» **Problem statement**
Your task is to copy every line of the records below that contains "Only".

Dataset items

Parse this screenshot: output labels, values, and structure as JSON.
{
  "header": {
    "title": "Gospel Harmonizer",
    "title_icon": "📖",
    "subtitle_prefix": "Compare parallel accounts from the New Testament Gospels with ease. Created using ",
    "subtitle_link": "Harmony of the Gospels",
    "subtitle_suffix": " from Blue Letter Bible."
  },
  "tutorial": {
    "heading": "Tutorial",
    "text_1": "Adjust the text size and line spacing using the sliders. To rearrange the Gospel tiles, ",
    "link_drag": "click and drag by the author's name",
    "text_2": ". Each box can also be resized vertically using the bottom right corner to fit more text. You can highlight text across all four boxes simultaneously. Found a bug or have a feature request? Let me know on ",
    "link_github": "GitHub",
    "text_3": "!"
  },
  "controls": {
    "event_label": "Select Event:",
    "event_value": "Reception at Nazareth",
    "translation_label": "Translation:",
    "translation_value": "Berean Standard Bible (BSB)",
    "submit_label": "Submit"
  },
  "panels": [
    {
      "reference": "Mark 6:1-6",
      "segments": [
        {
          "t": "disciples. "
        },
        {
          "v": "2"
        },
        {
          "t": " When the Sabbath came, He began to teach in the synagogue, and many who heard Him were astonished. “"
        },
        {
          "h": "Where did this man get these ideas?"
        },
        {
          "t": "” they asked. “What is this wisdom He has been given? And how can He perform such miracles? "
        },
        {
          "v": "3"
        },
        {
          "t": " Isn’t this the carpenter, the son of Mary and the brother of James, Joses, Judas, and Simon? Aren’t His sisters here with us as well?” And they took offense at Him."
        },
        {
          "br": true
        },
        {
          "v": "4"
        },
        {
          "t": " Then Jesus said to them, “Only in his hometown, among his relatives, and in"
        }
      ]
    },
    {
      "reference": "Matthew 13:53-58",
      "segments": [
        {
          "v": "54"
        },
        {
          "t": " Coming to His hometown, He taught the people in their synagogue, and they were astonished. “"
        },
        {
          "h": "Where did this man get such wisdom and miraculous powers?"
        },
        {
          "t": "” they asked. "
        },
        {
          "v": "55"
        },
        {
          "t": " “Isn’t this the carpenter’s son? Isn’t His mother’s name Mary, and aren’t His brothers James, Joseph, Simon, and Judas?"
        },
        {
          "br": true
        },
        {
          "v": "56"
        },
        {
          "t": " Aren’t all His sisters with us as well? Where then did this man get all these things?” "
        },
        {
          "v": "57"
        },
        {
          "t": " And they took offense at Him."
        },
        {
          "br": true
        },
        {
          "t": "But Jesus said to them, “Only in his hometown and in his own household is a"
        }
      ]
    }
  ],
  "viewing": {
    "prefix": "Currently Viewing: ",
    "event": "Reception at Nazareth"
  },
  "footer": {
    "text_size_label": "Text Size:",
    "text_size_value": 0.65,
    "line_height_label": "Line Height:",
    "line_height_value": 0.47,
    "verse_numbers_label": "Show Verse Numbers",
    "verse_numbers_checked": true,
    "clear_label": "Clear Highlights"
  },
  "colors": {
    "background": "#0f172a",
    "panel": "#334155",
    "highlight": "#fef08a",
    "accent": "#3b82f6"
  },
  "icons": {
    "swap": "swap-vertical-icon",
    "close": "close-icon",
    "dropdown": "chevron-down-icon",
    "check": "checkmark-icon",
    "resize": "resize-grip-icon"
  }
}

» **Reply**
          "t": " Then Jesus said to them, “Only in his hometown, among his relatives, and in"
          "t": "But Jesus said to them, “Only in his hometown and in his own household is a"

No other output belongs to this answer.